___ Task inputs
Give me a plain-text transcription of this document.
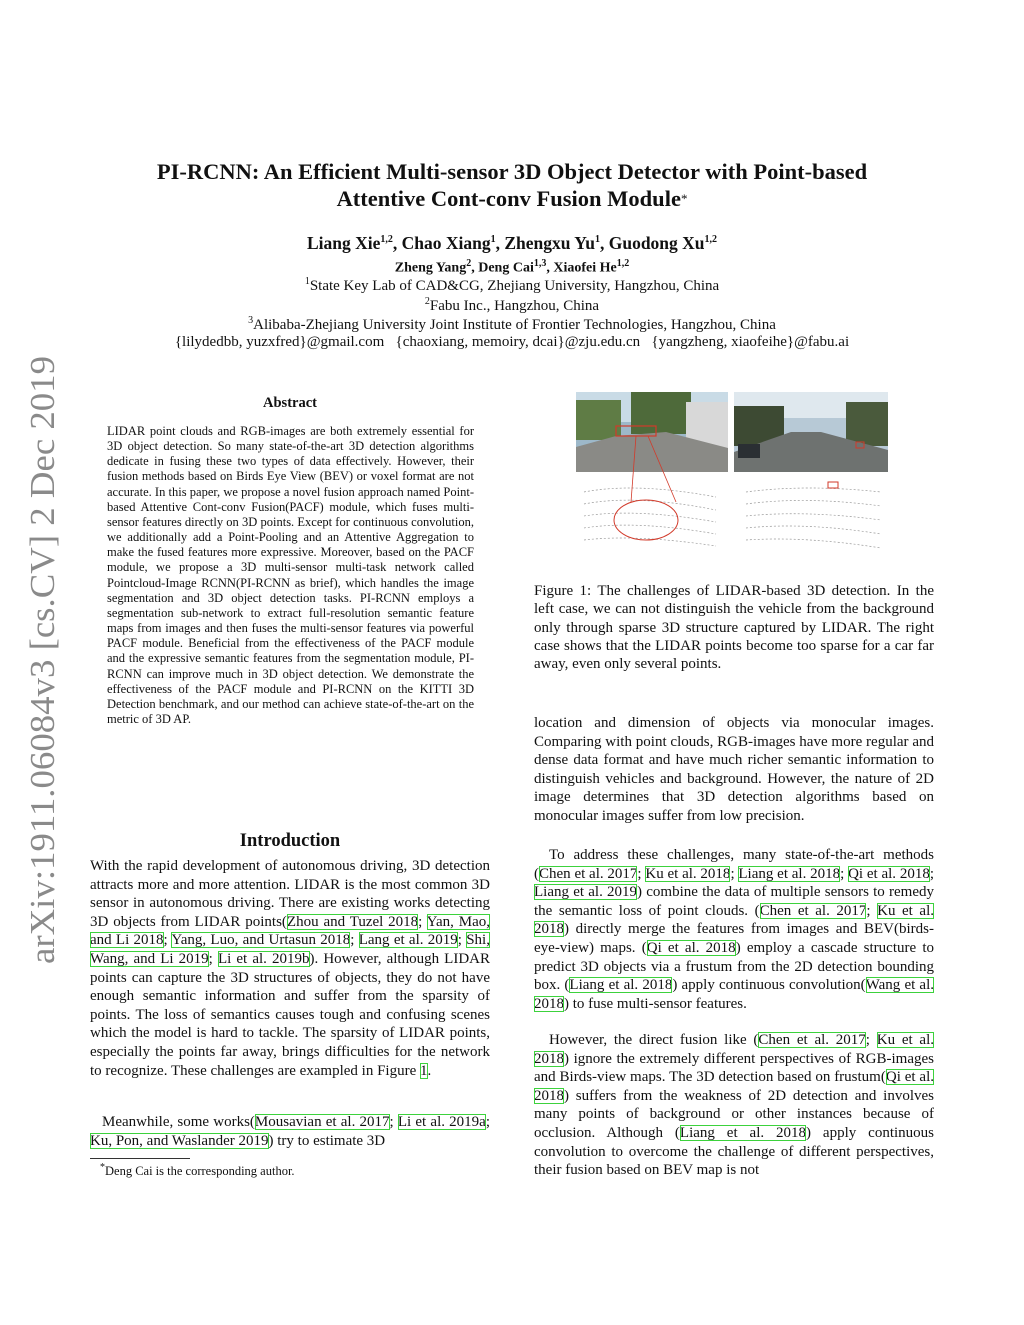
arXiv:1911.06084v3 [cs.CV] 2 Dec 2019
PI-RCNN: An Efficient Multi-sensor 3D Object Detector with Point-based
Attentive Cont-conv Fusion Module*
Liang Xie$^{1,2}$, Chao Xiang$^1$, Zhengxu Yu$^1$, Guodong Xu$^{1,2}$
Zheng Yang$^2$, Deng Cai$^{1,3}$, Xiaofei He$^{1,2}$
$^1$State Key Lab of CAD&CG, Zhejiang University, Hangzhou, China
$^2$Fabu Inc., Hangzhou, China
$^3$Alibaba-Zhejiang University Joint Institute of Frontier Technologies, Hangzhou, China
{lilydedbb, yuzxfred}@gmail.com   {chaoxiang, memoiry, dcai}@zju.edu.cn   {yangzheng, xiaofeihe}@fabu.ai
Abstract
LIDAR point clouds and RGB-images are both extremely essential for 3D object detection. So many state-of-the-art 3D detection algorithms dedicate in fusing these two types of data effectively. However, their fusion methods based on Birds Eye View (BEV) or voxel format are not accurate. In this paper, we propose a novel fusion approach named Point-based Attentive Cont-conv Fusion(PACF) module, which fuses multi-sensor features directly on 3D points. Except for continuous convolution, we additionally add a Point-Pooling and an Attentive Aggregation to make the fused features more expressive. Moreover, based on the PACF module, we propose a 3D multi-sensor multi-task network called Pointcloud-Image RCNN(PI-RCNN as brief), which handles the image segmentation and 3D object detection tasks. PI-RCNN employs a segmentation sub-network to extract full-resolution semantic feature maps from images and then fuses the multi-sensor features via powerful PACF module. Beneficial from the effectiveness of the PACF module and the expressive semantic features from the segmentation module, PI-RCNN can improve much in 3D object detection. We demonstrate the effectiveness of the PACF module and PI-RCNN on the KITTI 3D Detection benchmark, and our method can achieve state-of-the-art on the metric of 3D AP.
Introduction
With the rapid development of autonomous driving, 3D detection attracts more and more attention. LIDAR is the most common 3D sensor in autonomous driving. There are existing works detecting 3D objects from LIDAR points(Zhou and Tuzel 2018; Yan, Mao, and Li 2018; Yang, Luo, and Urtasun 2018; Lang et al. 2019; Shi, Wang, and Li 2019; Li et al. 2019b). However, although LIDAR points can capture the 3D structures of objects, they do not have enough semantic information and suffer from the sparsity of points. The loss of semantics causes tough and confusing scenes which the model is hard to tackle. The sparsity of LIDAR points, especially the points far away, brings difficulties for the network to recognize. These challenges are exampled in Figure 1.
Meanwhile, some works(Mousavian et al. 2017; Li et al. 2019a; Ku, Pon, and Waslander 2019) try to estimate 3D
*Deng Cai is the corresponding author.
Figure 1: The challenges of LIDAR-based 3D detection. In the left case, we can not distinguish the vehicle from the background only through sparse 3D structure captured by LIDAR. The right case shows that the LIDAR points become too sparse for a car far away, even only several points.
location and dimension of objects via monocular images. Comparing with point clouds, RGB-images have more regular and dense data format and have much richer semantic information to distinguish vehicles and background. However, the nature of 2D image determines that 3D detection algorithms based on monocular images suffer from low precision.
To address these challenges, many state-of-the-art methods (Chen et al. 2017; Ku et al. 2018; Liang et al. 2018; Qi et al. 2018; Liang et al. 2019) combine the data of multiple sensors to remedy the semantic loss of point clouds. (Chen et al. 2017; Ku et al. 2018) directly merge the features from images and BEV(birds-eye-view) maps. (Qi et al. 2018) employ a cascade structure to predict 3D objects via a frustum from the 2D detection bounding box. (Liang et al. 2018) apply continuous convolution(Wang et al. 2018) to fuse multi-sensor features.
However, the direct fusion like (Chen et al. 2017; Ku et al. 2018) ignore the extremely different perspectives of RGB-images and Birds-view maps. The 3D detection based on frustum(Qi et al. 2018) suffers from the weakness of 2D detection and involves many points of background or other instances because of occlusion. Although (Liang et al. 2018) apply continuous convolution to overcome the challenge of different perspectives, their fusion based on BEV map is not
______
**Problem to work on**
Give back all entries exactly. No pictures belong in the copy.

**Worked solution**
Give me a plain-text transcription of this document.
arXiv:1911.06084v3 [cs.CV] 2 Dec 2019
PI-RCNN: An Efficient Multi-sensor 3D Object Detector with Point-based
Attentive Cont-conv Fusion Module*
Liang Xie$^{1,2}$, Chao Xiang$^1$, Zhengxu Yu$^1$, Guodong Xu$^{1,2}$
Zheng Yang$^2$, Deng Cai$^{1,3}$, Xiaofei He$^{1,2}$
$^1$State Key Lab of CAD&CG, Zhejiang University, Hangzhou, China
$^2$Fabu Inc., Hangzhou, China
$^3$Alibaba-Zhejiang University Joint Institute of Frontier Technologies, Hangzhou, China
{lilydedbb, yuzxfred}@gmail.com   {chaoxiang, memoiry, dcai}@zju.edu.cn   {yangzheng, xiaofeihe}@fabu.ai
Abstract
LIDAR point clouds and RGB-images are both extremely essential for 3D object detection. So many state-of-the-art 3D detection algorithms dedicate in fusing these two types of data effectively. However, their fusion methods based on Birds Eye View (BEV) or voxel format are not accurate. In this paper, we propose a novel fusion approach named Point-based Attentive Cont-conv Fusion(PACF) module, which fuses multi-sensor features directly on 3D points. Except for continuous convolution, we additionally add a Point-Pooling and an Attentive Aggregation to make the fused features more expressive. Moreover, based on the PACF module, we propose a 3D multi-sensor multi-task network called Pointcloud-Image RCNN(PI-RCNN as brief), which handles the image segmentation and 3D object detection tasks. PI-RCNN employs a segmentation sub-network to extract full-resolution semantic feature maps from images and then fuses the multi-sensor features via powerful PACF module. Beneficial from the effectiveness of the PACF module and the expressive semantic features from the segmentation module, PI-RCNN can improve much in 3D object detection. We demonstrate the effectiveness of the PACF module and PI-RCNN on the KITTI 3D Detection benchmark, and our method can achieve state-of-the-art on the metric of 3D AP.
Introduction
With the rapid development of autonomous driving, 3D detection attracts more and more attention. LIDAR is the most common 3D sensor in autonomous driving. There are existing works detecting 3D objects from LIDAR points(Zhou and Tuzel 2018; Yan, Mao, and Li 2018; Yang, Luo, and Urtasun 2018; Lang et al. 2019; Shi, Wang, and Li 2019; Li et al. 2019b). However, although LIDAR points can capture the 3D structures of objects, they do not have enough semantic information and suffer from the sparsity of points. The loss of semantics causes tough and confusing scenes which the model is hard to tackle. The sparsity of LIDAR points, especially the points far away, brings difficulties for the network to recognize. These challenges are exampled in Figure 1.
Meanwhile, some works(Mousavian et al. 2017; Li et al. 2019a; Ku, Pon, and Waslander 2019) try to estimate 3D
*Deng Cai is the corresponding author.
Figure 1: The challenges of LIDAR-based 3D detection. In the left case, we can not distinguish the vehicle from the background only through sparse 3D structure captured by LIDAR. The right case shows that the LIDAR points become too sparse for a car far away, even only several points.
location and dimension of objects via monocular images. Comparing with point clouds, RGB-images have more regular and dense data format and have much richer semantic information to distinguish vehicles and background. However, the nature of 2D image determines that 3D detection algorithms based on monocular images suffer from low precision.
To address these challenges, many state-of-the-art methods (Chen et al. 2017; Ku et al. 2018; Liang et al. 2018; Qi et al. 2018; Liang et al. 2019) combine the data of multiple sensors to remedy the semantic loss of point clouds. (Chen et al. 2017; Ku et al. 2018) directly merge the features from images and BEV(birds-eye-view) maps. (Qi et al. 2018) employ a cascade structure to predict 3D objects via a frustum from the 2D detection bounding box. (Liang et al. 2018) apply continuous convolution(Wang et al. 2018) to fuse multi-sensor features.
However, the direct fusion like (Chen et al. 2017; Ku et al. 2018) ignore the extremely different perspectives of RGB-images and Birds-view maps. The 3D detection based on frustum(Qi et al. 2018) suffers from the weakness of 2D detection and involves many points of background or other instances because of occlusion. Although (Liang et al. 2018) apply continuous convolution to overcome the challenge of different perspectives, their fusion based on BEV map is not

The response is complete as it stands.